- **TASK DIRECTIONS**
Can you transcribe every entry word for word, skipping the images?

- **DATA LINES**

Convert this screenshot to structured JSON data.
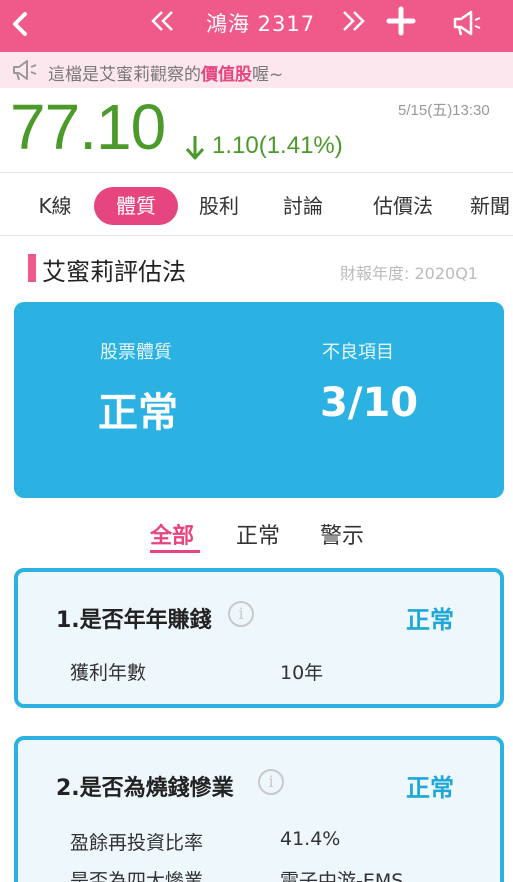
{
  "header": {
    "back_icon": "chevron-left-icon",
    "prev_icon": "double-chevron-left-icon",
    "title": "鴻海 2317",
    "next_icon": "double-chevron-right-icon",
    "add_icon": "plus-icon",
    "share_icon": "megaphone-icon",
    "bg_color": "#ef5a8b"
  },
  "notice": {
    "prefix": "這檔是艾蜜莉觀察的",
    "highlight": "價值股",
    "suffix": "喔~",
    "icon": "megaphone-icon"
  },
  "quote": {
    "price": "77.10",
    "change": "1.10(1.41%)",
    "direction": "down",
    "datetime": "5/15(五)13:30",
    "color": "#4c9a2a"
  },
  "tabs": [
    {
      "label": "K線",
      "active": false
    },
    {
      "label": "體質",
      "active": true
    },
    {
      "label": "股利",
      "active": false
    },
    {
      "label": "討論",
      "active": false
    },
    {
      "label": "估價法",
      "active": false
    },
    {
      "label": "新聞",
      "active": false
    }
  ],
  "section": {
    "title": "艾蜜莉評估法",
    "report_year": "財報年度: 2020Q1"
  },
  "summary": {
    "health_label": "股票體質",
    "health_value": "正常",
    "bad_label": "不良項目",
    "bad_value": "3/10",
    "bg_color": "#2bb2e3"
  },
  "filters": [
    {
      "label": "全部",
      "active": true
    },
    {
      "label": "正常",
      "active": false
    },
    {
      "label": "警示",
      "active": false
    }
  ],
  "items": [
    {
      "title": "1.是否年年賺錢",
      "status": "正常",
      "rows": [
        {
          "label": "獲利年數",
          "value": "10年"
        }
      ]
    },
    {
      "title": "2.是否為燒錢慘業",
      "status": "正常",
      "rows": [
        {
          "label": "盈餘再投資比率",
          "value": "41.4%"
        },
        {
          "label": "是否為四大慘業",
          "value": "電子中游-EMS"
        }
      ]
    }
  ]
}
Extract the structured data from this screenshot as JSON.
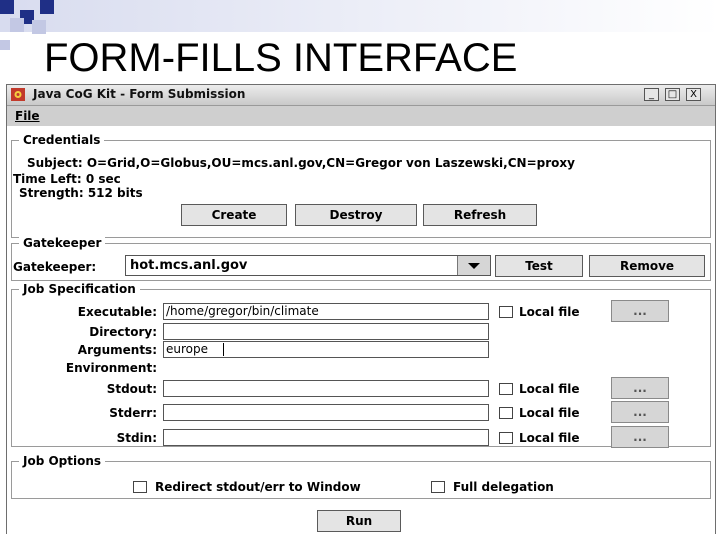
{
  "slide": {
    "title": "FORM-FILLS INTERFACE"
  },
  "window": {
    "title": "Java CoG Kit - Form Submission",
    "menu": {
      "file": "File"
    },
    "controls": {
      "minimize": "_",
      "maximize": "□",
      "close": "X"
    }
  },
  "credentials": {
    "legend": "Credentials",
    "subject": "Subject: O=Grid,O=Globus,OU=mcs.anl.gov,CN=Gregor von Laszewski,CN=proxy",
    "time_left": "Time Left: 0 sec",
    "strength": "Strength: 512 bits",
    "buttons": {
      "create": "Create",
      "destroy": "Destroy",
      "refresh": "Refresh"
    }
  },
  "gatekeeper": {
    "legend": "Gatekeeper",
    "label": "Gatekeeper:",
    "value": "hot.mcs.anl.gov",
    "buttons": {
      "test": "Test",
      "remove": "Remove"
    }
  },
  "job_spec": {
    "legend": "Job Specification",
    "executable": {
      "label": "Executable:",
      "value": "/home/gregor/bin/climate"
    },
    "directory": {
      "label": "Directory:",
      "value": ""
    },
    "arguments": {
      "label": "Arguments:",
      "value": "europe"
    },
    "environment": {
      "label": "Environment:"
    },
    "stdout": {
      "label": "Stdout:",
      "value": ""
    },
    "stderr": {
      "label": "Stderr:",
      "value": ""
    },
    "stdin": {
      "label": "Stdin:",
      "value": ""
    },
    "local_file": "Local file",
    "browse": "..."
  },
  "job_options": {
    "legend": "Job Options",
    "redirect": "Redirect stdout/err to Window",
    "full_delegation": "Full delegation"
  },
  "run_button": "Run"
}
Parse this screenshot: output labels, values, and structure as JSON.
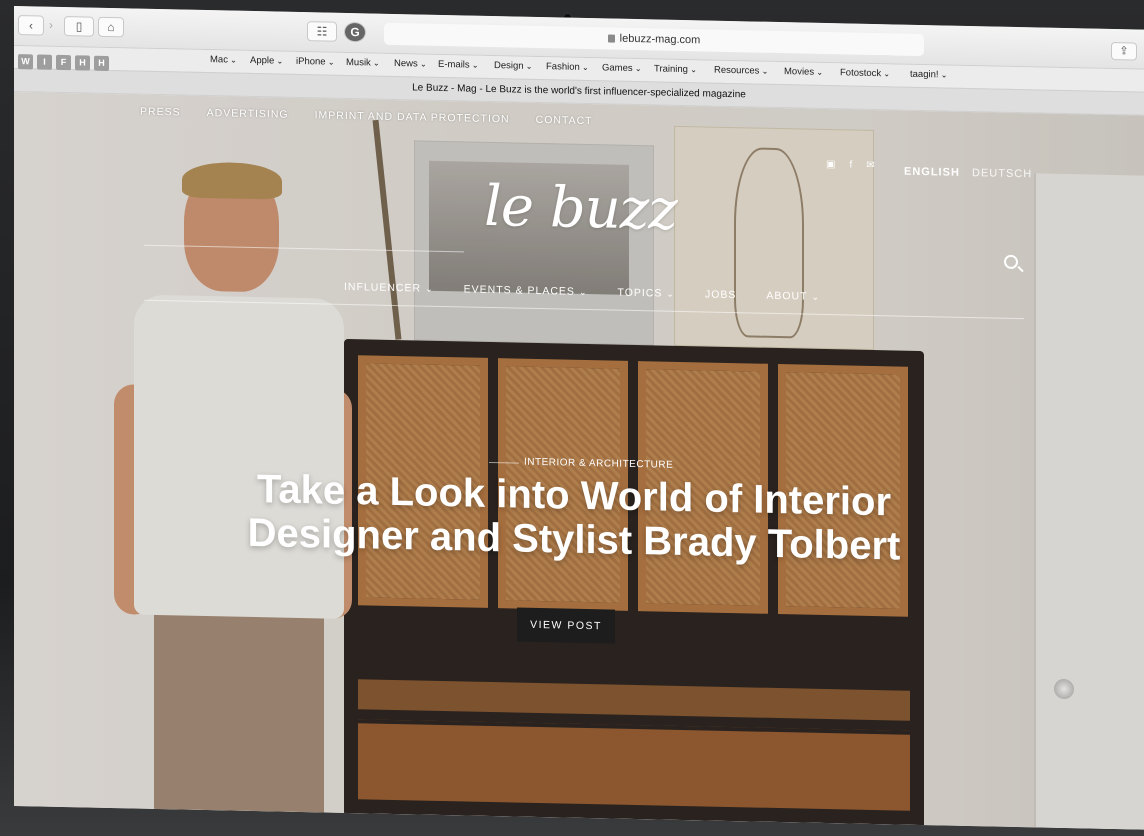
{
  "browser": {
    "url": "lebuzz-mag.com",
    "tab_title": "Le Buzz - Mag - Le Buzz is the world's first influencer-specialized magazine",
    "back_label": "‹",
    "forward_label": "›",
    "home_label": "⌂",
    "sidebar_label": "▯",
    "grid_label": "☷",
    "extension_label": "G",
    "share_label": "⇪",
    "favorites": [
      "Mac",
      "Apple",
      "iPhone",
      "Musik",
      "News",
      "E-mails",
      "Design",
      "Fashion",
      "Games",
      "Training",
      "Resources",
      "Movies",
      "Fotostock",
      "taagin!"
    ],
    "extension_buttons": [
      "W",
      "I",
      "F",
      "H",
      "H"
    ]
  },
  "site": {
    "top_nav": [
      "PRESS",
      "ADVERTISING",
      "IMPRINT AND DATA PROTECTION",
      "CONTACT"
    ],
    "social": {
      "instagram": "▣",
      "facebook": "f",
      "twitter": "✉"
    },
    "languages": {
      "english": "ENGLISH",
      "deutsch": "DEUTSCH"
    },
    "logo": "le buzz",
    "main_nav": [
      {
        "label": "INFLUENCER",
        "chevron": "⌄"
      },
      {
        "label": "EVENTS & PLACES",
        "chevron": "⌄"
      },
      {
        "label": "TOPICS",
        "chevron": "⌄"
      },
      {
        "label": "JOBS",
        "chevron": ""
      },
      {
        "label": "ABOUT",
        "chevron": "⌄"
      }
    ]
  },
  "hero": {
    "category": "INTERIOR & ARCHITECTURE",
    "headline": "Take a Look into World of Interior Designer and Stylist Brady Tolbert",
    "cta_label": "VIEW POST"
  }
}
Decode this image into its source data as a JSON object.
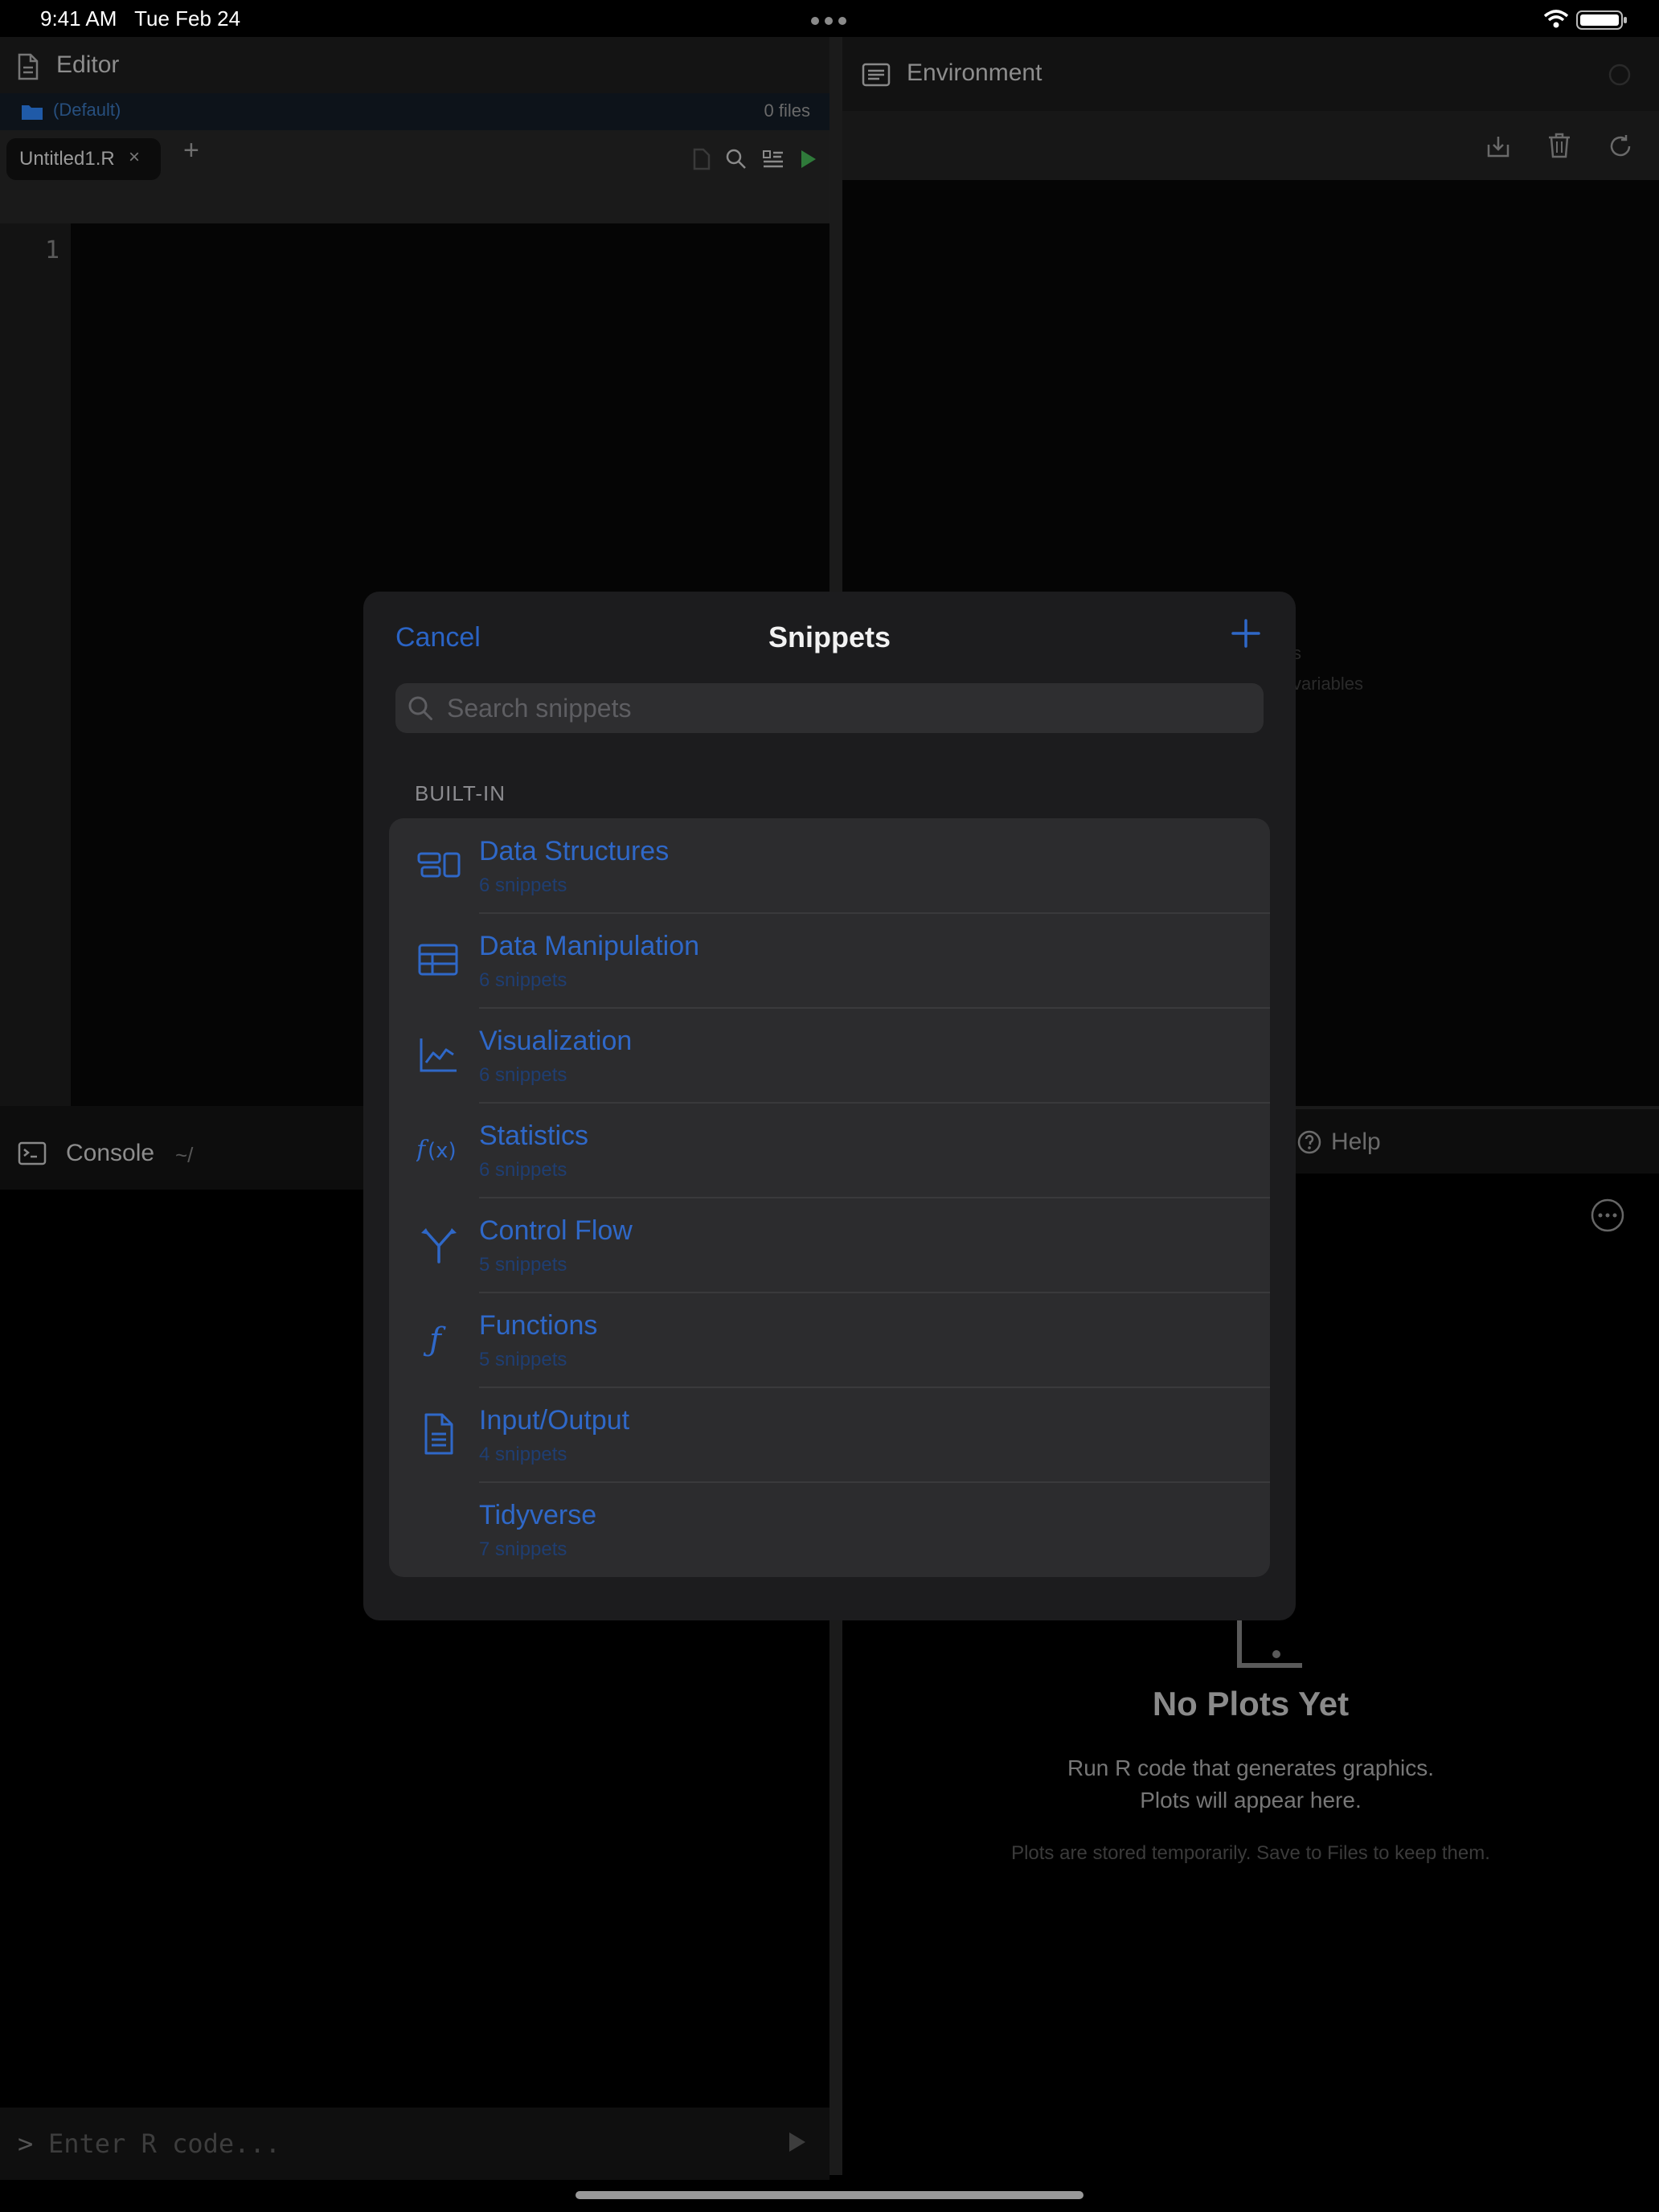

- **RESPONSE**
Convert this screenshot to structured JSON data.
{
  "header": {
    "back_icon": "chevron-left-icon",
    "prev_icon": "double-chevron-left-icon",
    "title": "鴻海 2317",
    "next_icon": "double-chevron-right-icon",
    "add_icon": "plus-icon",
    "share_icon": "megaphone-icon",
    "bg_color": "#ef5a8b"
  },
  "notice": {
    "prefix": "這檔是艾蜜莉觀察的",
    "highlight": "價值股",
    "suffix": "喔~",
    "icon": "megaphone-icon"
  },
  "quote": {
    "price": "77.10",
    "change": "1.10(1.41%)",
    "direction": "down",
    "datetime": "5/15(五)13:30",
    "color": "#4c9a2a"
  },
  "tabs": [
    {
      "label": "K線",
      "active": false
    },
    {
      "label": "體質",
      "active": true
    },
    {
      "label": "股利",
      "active": false
    },
    {
      "label": "討論",
      "active": false
    },
    {
      "label": "估價法",
      "active": false
    },
    {
      "label": "新聞",
      "active": false
    }
  ],
  "section": {
    "title": "艾蜜莉評估法",
    "report_year": "財報年度: 2020Q1"
  },
  "summary": {
    "health_label": "股票體質",
    "health_value": "正常",
    "bad_label": "不良項目",
    "bad_value": "3/10",
    "bg_color": "#2bb2e3"
  },
  "filters": [
    {
      "label": "全部",
      "active": true
    },
    {
      "label": "正常",
      "active": false
    },
    {
      "label": "警示",
      "active": false
    }
  ],
  "items": [
    {
      "title": "1.是否年年賺錢",
      "status": "正常",
      "rows": [
        {
          "label": "獲利年數",
          "value": "10年"
        }
      ]
    },
    {
      "title": "2.是否為燒錢慘業",
      "status": "正常",
      "rows": [
        {
          "label": "盈餘再投資比率",
          "value": "41.4%"
        },
        {
          "label": "是否為四大慘業",
          "value": "電子中游-EMS"
        }
      ]
    }
  ]
}
Extract the structured data from this screenshot as JSON.
{
  "slide": {
    "title": "FORM-FILLS INTERFACE"
  },
  "window": {
    "title": "Java CoG Kit - Form Submission",
    "menu": {
      "file": "File"
    },
    "controls": {
      "minimize": "_",
      "maximize": "□",
      "close": "X"
    }
  },
  "credentials": {
    "legend": "Credentials",
    "subject": "Subject: O=Grid,O=Globus,OU=mcs.anl.gov,CN=Gregor von Laszewski,CN=proxy",
    "time_left": "Time Left: 0 sec",
    "strength": "Strength: 512 bits",
    "buttons": {
      "create": "Create",
      "destroy": "Destroy",
      "refresh": "Refresh"
    }
  },
  "gatekeeper": {
    "legend": "Gatekeeper",
    "label": "Gatekeeper:",
    "value": "hot.mcs.anl.gov",
    "buttons": {
      "test": "Test",
      "remove": "Remove"
    }
  },
  "job_spec": {
    "legend": "Job Specification",
    "executable": {
      "label": "Executable:",
      "value": "/home/gregor/bin/climate"
    },
    "directory": {
      "label": "Directory:",
      "value": ""
    },
    "arguments": {
      "label": "Arguments:",
      "value": "europe"
    },
    "environment": {
      "label": "Environment:"
    },
    "stdout": {
      "label": "Stdout:",
      "value": ""
    },
    "stderr": {
      "label": "Stderr:",
      "value": ""
    },
    "stdin": {
      "label": "Stdin:",
      "value": ""
    },
    "local_file": "Local file",
    "browse": "..."
  },
  "job_options": {
    "legend": "Job Options",
    "redirect": "Redirect stdout/err to Window",
    "full_delegation": "Full delegation"
  },
  "run_button": "Run"
}
Parse this screenshot: output labels, values, and structure as JSON.
{
  "browser": {
    "url": "lebuzz-mag.com",
    "tab_title": "Le Buzz - Mag - Le Buzz is the world's first influencer-specialized magazine",
    "back_label": "‹",
    "forward_label": "›",
    "home_label": "⌂",
    "sidebar_label": "▯",
    "grid_label": "☷",
    "extension_label": "G",
    "share_label": "⇪",
    "favorites": [
      "Mac",
      "Apple",
      "iPhone",
      "Musik",
      "News",
      "E-mails",
      "Design",
      "Fashion",
      "Games",
      "Training",
      "Resources",
      "Movies",
      "Fotostock",
      "taagin!"
    ],
    "extension_buttons": [
      "W",
      "I",
      "F",
      "H",
      "H"
    ]
  },
  "site": {
    "top_nav": [
      "PRESS",
      "ADVERTISING",
      "IMPRINT AND DATA PROTECTION",
      "CONTACT"
    ],
    "social": {
      "instagram": "▣",
      "facebook": "f",
      "twitter": "✉"
    },
    "languages": {
      "english": "ENGLISH",
      "deutsch": "DEUTSCH"
    },
    "logo": "le buzz",
    "main_nav": [
      {
        "label": "INFLUENCER",
        "chevron": "⌄"
      },
      {
        "label": "EVENTS & PLACES",
        "chevron": "⌄"
      },
      {
        "label": "TOPICS",
        "chevron": "⌄"
      },
      {
        "label": "JOBS",
        "chevron": ""
      },
      {
        "label": "ABOUT",
        "chevron": "⌄"
      }
    ]
  },
  "hero": {
    "category": "INTERIOR & ARCHITECTURE",
    "headline": "Take a Look into World of Interior Designer and Stylist Brady Tolbert",
    "cta_label": "VIEW POST"
  }
}
Decode this image into its source data as a JSON object.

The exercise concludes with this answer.